## Required task
Repeat all of the material below exactly as written, images excluded.

***

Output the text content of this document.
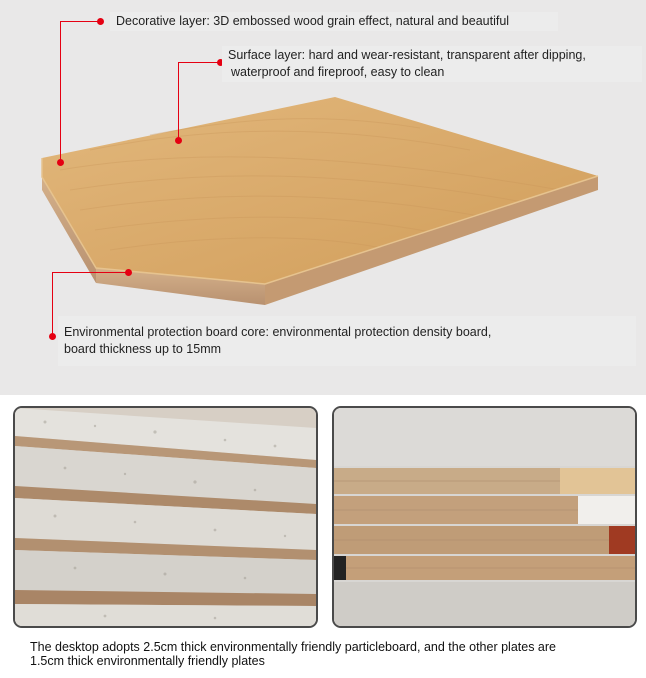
Decorative layer: 3D embossed wood grain effect, natural and beautiful
Surface layer: hard and wear-resistant, transparent after dipping,
waterproof and fireproof, easy to clean
Environmental protection board core: environmental protection density board,
board thickness up to 15mm
The desktop adopts 2.5cm thick environmentally friendly particleboard, and the other plates are
1.5cm thick environmentally friendly plates
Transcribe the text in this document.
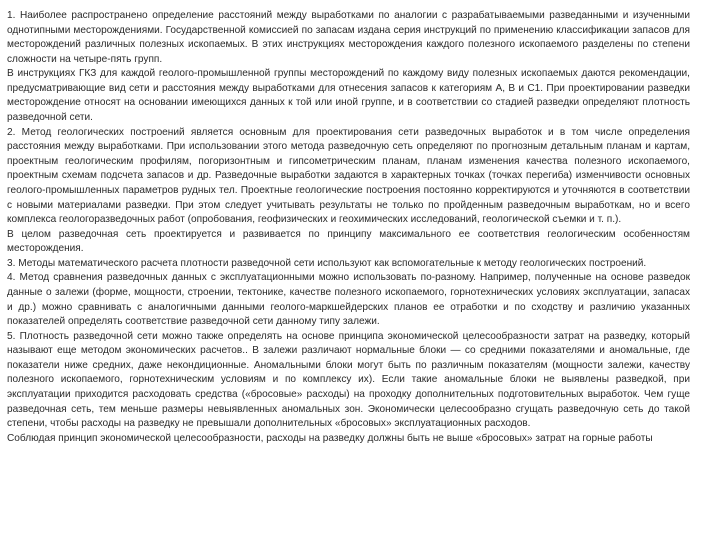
1. Наиболее распространено определение расстояний между выработками по аналогии с разрабатываемыми разведанными и изученными однотипными месторождениями. Государственной комиссией по запасам издана серия инструкций по применению классификации запасов для месторождений различных полезных ископаемых. В этих инструкциях месторождения каждого полезного ископаемого разделены по степени сложности на четыре-пять групп.

В инструкциях ГКЗ для каждой геолого-промышленной группы месторождений по каждому виду полезных ископаемых даются рекомендации, предусматривающие вид сети и расстояния между выработками для отнесения запасов к категориям А, В и С1. При проектировании разведки месторождение относят на основании имеющихся данных к той или иной группе, и в соответствии со стадией разведки определяют плотность разведочной сети.

2. Метод геологических построений является основным для проектирования сети разведочных выработок и в том числе определения расстояния между выработками. При использовании этого метода разведочную сеть определяют по прогнозным детальным планам и картам, проектным геологическим профилям, погоризонтным и гипсометрическим планам, планам изменения качества полезного ископаемого, проектным схемам подсчета запасов и др. Разведочные выработки задаются в характерных точках (точках перегиба) изменчивости основных геолого-промышленных параметров рудных тел. Проектные геологические построения постоянно корректируются и уточняются в соответствии с новыми материалами разведки. При этом следует учитывать результаты не только по пройденным разведочным выработкам, но и всего комплекса геологоразведочных работ (опробования, геофизических и геохимических исследований, геологической съемки и т. п.).

В целом разведочная сеть проектируется и развивается по принципу максимального ее соответствия геологическим особенностям месторождения.

3. Методы математического расчета плотности разведочной сети используют как вспомогательные к методу геологических построений.

4. Метод сравнения разведочных данных с эксплуатационными можно использовать по-разному. Например, полученные на основе разведок данные о залежи (форме, мощности, строении, тектонике, качестве полезного ископаемого, горнотехнических условиях эксплуатации, запасах и др.) можно сравнивать с аналогичными данными геолого-маркшейдерских планов ее отработки и по сходству и различию указанных показателей определять соответствие разведочной сети данному типу залежи.

5. Плотность разведочной сети можно также определять на основе принципа экономической целесообразности затрат на разведку, который называют еще методом экономических расчетов.. В залежи различают нормальные блоки — со средними показателями и аномальные, где показатели ниже средних, даже некондиционные. Аномальными блоки могут быть по различным показателям (мощности залежи, качеству полезного ископаемого, горнотехническим условиям и по комплексу их). Если такие аномальные блоки не выявлены разведкой, при эксплуатации приходится расходовать средства («бросовые» расходы) на проходку дополнительных подготовительных выработок. Чем гуще разведочная сеть, тем меньше размеры невыявленных аномальных зон. Экономически целесообразно сгущать разведочную сеть до такой степени, чтобы расходы на разведку не превышали дополнительных «бросовых» эксплуатационных расходов.

Соблюдая принцип экономической целесообразности, расходы на разведку должны быть не выше «бросовых» затрат на горные работы
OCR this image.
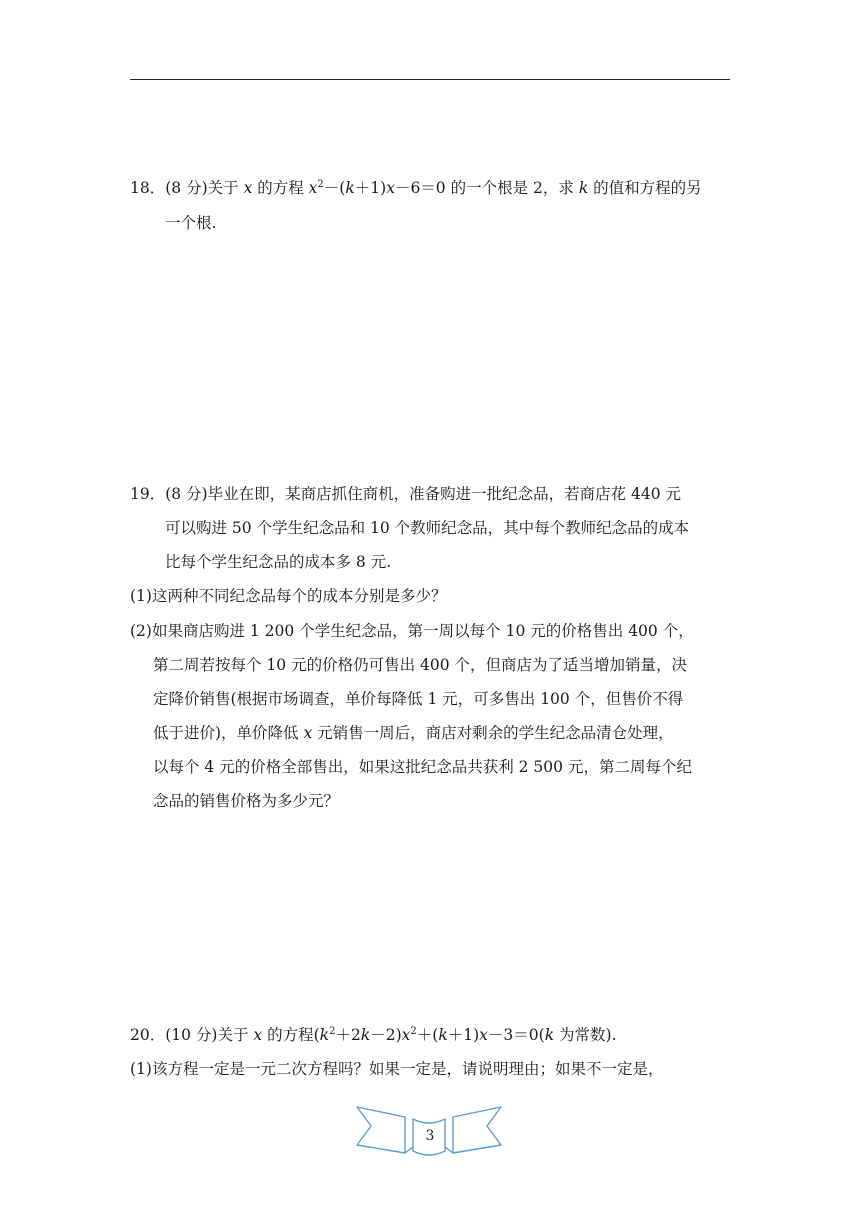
18．(8 分)关于 x 的方程 $x^2-(k+1)x-6=0$ 的一个根是 2，求 k 的值和方程的另
一个根.
19．(8 分)毕业在即，某商店抓住商机，准备购进一批纪念品，若商店花 440 元
可以购进 50 个学生纪念品和 10 个教师纪念品，其中每个教师纪念品的成本
比每个学生纪念品的成本多 8 元.
(1)这两种不同纪念品每个的成本分别是多少？
(2)如果商店购进 1 200 个学生纪念品，第一周以每个 10 元的价格售出 400 个，
第二周若按每个 10 元的价格仍可售出 400 个，但商店为了适当增加销量，决
定降价销售(根据市场调查，单价每降低 1 元，可多售出 100 个，但售价不得
低于进价)，单价降低 x 元销售一周后，商店对剩余的学生纪念品清仓处理，
以每个 4 元的价格全部售出，如果这批纪念品共获利 2 500 元，第二周每个纪
念品的销售价格为多少元？
20．(10 分)关于 x 的方程$(k^2+2k-2)x^2+(k+1)x-3=0(k$ 为常数).
(1)该方程一定是一元二次方程吗？如果一定是，请说明理由；如果不一定是，
3
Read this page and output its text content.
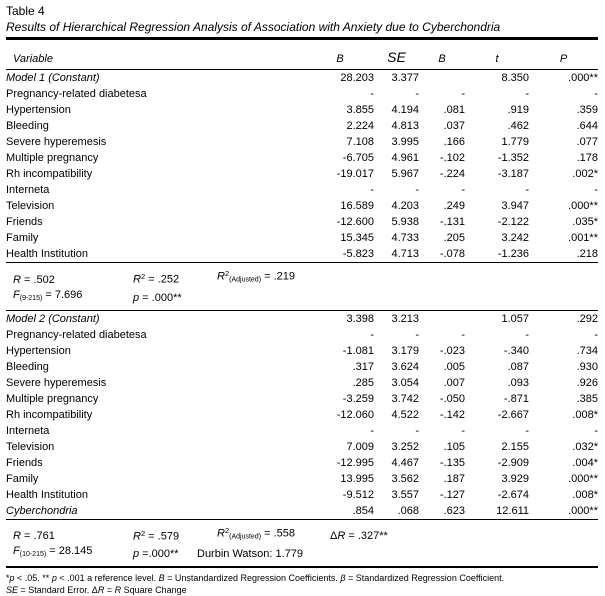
Table 4
Results of Hierarchical Regression Analysis of Association with Anxiety due to Cyberchondria
Variable	B	SE	B	t	P
Model 1 (Constant)	28.203	3.377		8.350	.000**
Pregnancy-related diabetesa	-	-	-	-	-
Hypertension	3.855	4.194	.081	.919	.359
Bleeding	2.224	4.813	.037	.462	.644
Severe hyperemesis	7.108	3.995	.166	1.779	.077
Multiple pregnancy	-6.705	4.961	-.102	-1.352	.178
Rh incompatibility	-19.017	5.967	-.224	-3.187	.002*
Interneta	-	-	-	-	-
Television	16.589	4.203	.249	3.947	.000**
Friends	-12.600	5.938	-.131	-2.122	.035*
Family	15.345	4.733	.205	3.242	.001**
Health Institution	-5.823	4.713	-.078	-1.236	.218

R = .502 $R^2 = .252$ $R^2_{(Adjusted)} = .219$
$F_{(9-215)} = 7.696$ p = .000**					

Model 2 (Constant)	3.398	3.213		1.057	.292
Pregnancy-related diabetesa	-	-	-	-	-
Hypertension	-1.081	3.179	-.023	-.340	.734
Bleeding	.317	3.624	.005	.087	.930
Severe hyperemesis	.285	3.054	.007	.093	.926
Multiple pregnancy	-3.259	3.742	-.050	-.871	.385
Rh incompatibility	-12.060	4.522	-.142	-2.667	.008*
Interneta	-	-	-	-	-
Television	7.009	3.252	.105	2.155	.032*
Friends	-12.995	4.467	-.135	-2.909	.004*
Family	13.995	3.562	.187	3.929	.000**
Health Institution	-9.512	3.557	-.127	-2.674	.008*
Cyberchondria	.854	.068	.623	12.611	.000**

R = .761 $R^2 = .579$ $R^2_{(Adjusted)} = .558$ ΔR = .327**
$F_{(10-215)} = 28.145$ p =.000** Durbin Watson: 1.779					
*p < .05. ** p < .001 a reference level. B = Unstandardized Regression Coefficients. β = Standardized Regression Coefficient.
SE = Standard Error. ΔR = R Square Change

***

## Output below
Output the text content of this document.
Decorative layer: 3D embossed wood grain effect, natural and beautiful
Surface layer: hard and wear-resistant, transparent after dipping,
waterproof and fireproof, easy to clean
Environmental protection board core: environmental protection density board,
board thickness up to 15mm
The desktop adopts 2.5cm thick environmentally friendly particleboard, and the other plates are
1.5cm thick environmentally friendly plates
Transcribe the text in this document.
1. Наиболее распространено определение расстояний между выработками по аналогии с разрабатываемыми разведанными и изученными однотипными месторождениями. Государственной комиссией по запасам издана серия инструкций по применению классификации запасов для месторождений различных полезных ископаемых. В этих инструкциях месторождения каждого полезного ископаемого разделены по степени сложности на четыре-пять групп.

В инструкциях ГКЗ для каждой геолого-промышленной группы месторождений по каждому виду полезных ископаемых даются рекомендации, предусматривающие вид сети и расстояния между выработками для отнесения запасов к категориям А, В и С1. При проектировании разведки месторождение относят на основании имеющихся данных к той или иной группе, и в соответствии со стадией разведки определяют плотность разведочной сети.

2. Метод геологических построений является основным для проектирования сети разведочных выработок и в том числе определения расстояния между выработками. При использовании этого метода разведочную сеть определяют по прогнозным детальным планам и картам, проектным геологическим профилям, погоризонтным и гипсометрическим планам, планам изменения качества полезного ископаемого, проектным схемам подсчета запасов и др. Разведочные выработки задаются в характерных точках (точках перегиба) изменчивости основных геолого-промышленных параметров рудных тел. Проектные геологические построения постоянно корректируются и уточняются в соответствии с новыми материалами разведки. При этом следует учитывать результаты не только по пройденным разведочным выработкам, но и всего комплекса геологоразведочных работ (опробования, геофизических и геохимических исследований, геологической съемки и т. п.).

В целом разведочная сеть проектируется и развивается по принципу максимального ее соответствия геологическим особенностям месторождения.

3. Методы математического расчета плотности разведочной сети используют как вспомогательные к методу геологических построений.

4. Метод сравнения разведочных данных с эксплуатационными можно использовать по-разному. Например, полученные на основе разведок данные о залежи (форме, мощности, строении, тектонике, качестве полезного ископаемого, горнотехнических условиях эксплуатации, запасах и др.) можно сравнивать с аналогичными данными геолого-маркшейдерских планов ее отработки и по сходству и различию указанных показателей определять соответствие разведочной сети данному типу залежи.

5. Плотность разведочной сети можно также определять на основе принципа экономической целесообразности затрат на разведку, который называют еще методом экономических расчетов.. В залежи различают нормальные блоки — со средними показателями и аномальные, где показатели ниже средних, даже некондиционные. Аномальными блоки могут быть по различным показателям (мощности залежи, качеству полезного ископаемого, горнотехническим условиям и по комплексу их). Если такие аномальные блоки не выявлены разведкой, при эксплуатации приходится расходовать средства («бросовые» расходы) на проходку дополнительных подготовительных выработок. Чем гуще разведочная сеть, тем меньше размеры невыявленных аномальных зон. Экономически целесообразно сгущать разведочную сеть до такой степени, чтобы расходы на разведку не превышали дополнительных «бросовых» эксплуатационных расходов.

Соблюдая принцип экономической целесообразности, расходы на разведку должны быть не выше «бросовых» затрат на горные работы
OCR this image.
18．(8 分)关于 x 的方程 $x^2-(k+1)x-6=0$ 的一个根是 2，求 k 的值和方程的另
一个根.
19．(8 分)毕业在即，某商店抓住商机，准备购进一批纪念品，若商店花 440 元
可以购进 50 个学生纪念品和 10 个教师纪念品，其中每个教师纪念品的成本
比每个学生纪念品的成本多 8 元.
(1)这两种不同纪念品每个的成本分别是多少？
(2)如果商店购进 1 200 个学生纪念品，第一周以每个 10 元的价格售出 400 个，
第二周若按每个 10 元的价格仍可售出 400 个，但商店为了适当增加销量，决
定降价销售(根据市场调查，单价每降低 1 元，可多售出 100 个，但售价不得
低于进价)，单价降低 x 元销售一周后，商店对剩余的学生纪念品清仓处理，
以每个 4 元的价格全部售出，如果这批纪念品共获利 2 500 元，第二周每个纪
念品的销售价格为多少元？
20．(10 分)关于 x 的方程$(k^2+2k-2)x^2+(k+1)x-3=0(k$ 为常数).
(1)该方程一定是一元二次方程吗？如果一定是，请说明理由；如果不一定是，
3
Read this page and output its text content.
Table 4
Results of Hierarchical Regression Analysis of Association with Anxiety due to Cyberchondria
Variable	B	SE	B	t	P
Model 1 (Constant)	28.203	3.377		8.350	.000**
Pregnancy-related diabetesa	-	-	-	-	-
Hypertension	3.855	4.194	.081	.919	.359
Bleeding	2.224	4.813	.037	.462	.644
Severe hyperemesis	7.108	3.995	.166	1.779	.077
Multiple pregnancy	-6.705	4.961	-.102	-1.352	.178
Rh incompatibility	-19.017	5.967	-.224	-3.187	.002*
Interneta	-	-	-	-	-
Television	16.589	4.203	.249	3.947	.000**
Friends	-12.600	5.938	-.131	-2.122	.035*
Family	15.345	4.733	.205	3.242	.001**
Health Institution	-5.823	4.713	-.078	-1.236	.218

R = .502 $R^2 = .252$ $R^2_{(Adjusted)} = .219$
$F_{(9-215)} = 7.696$ p = .000**					

Model 2 (Constant)	3.398	3.213		1.057	.292
Pregnancy-related diabetesa	-	-	-	-	-
Hypertension	-1.081	3.179	-.023	-.340	.734
Bleeding	.317	3.624	.005	.087	.930
Severe hyperemesis	.285	3.054	.007	.093	.926
Multiple pregnancy	-3.259	3.742	-.050	-.871	.385
Rh incompatibility	-12.060	4.522	-.142	-2.667	.008*
Interneta	-	-	-	-	-
Television	7.009	3.252	.105	2.155	.032*
Friends	-12.995	4.467	-.135	-2.909	.004*
Family	13.995	3.562	.187	3.929	.000**
Health Institution	-9.512	3.557	-.127	-2.674	.008*
Cyberchondria	.854	.068	.623	12.611	.000**

R = .761 $R^2 = .579$ $R^2_{(Adjusted)} = .558$ ΔR = .327**
$F_{(10-215)} = 28.145$ p =.000** Durbin Watson: 1.779					
*p < .05. ** p < .001 a reference level. B = Unstandardized Regression Coefficients. β = Standardized Regression Coefficient.
SE = Standard Error. ΔR = R Square Change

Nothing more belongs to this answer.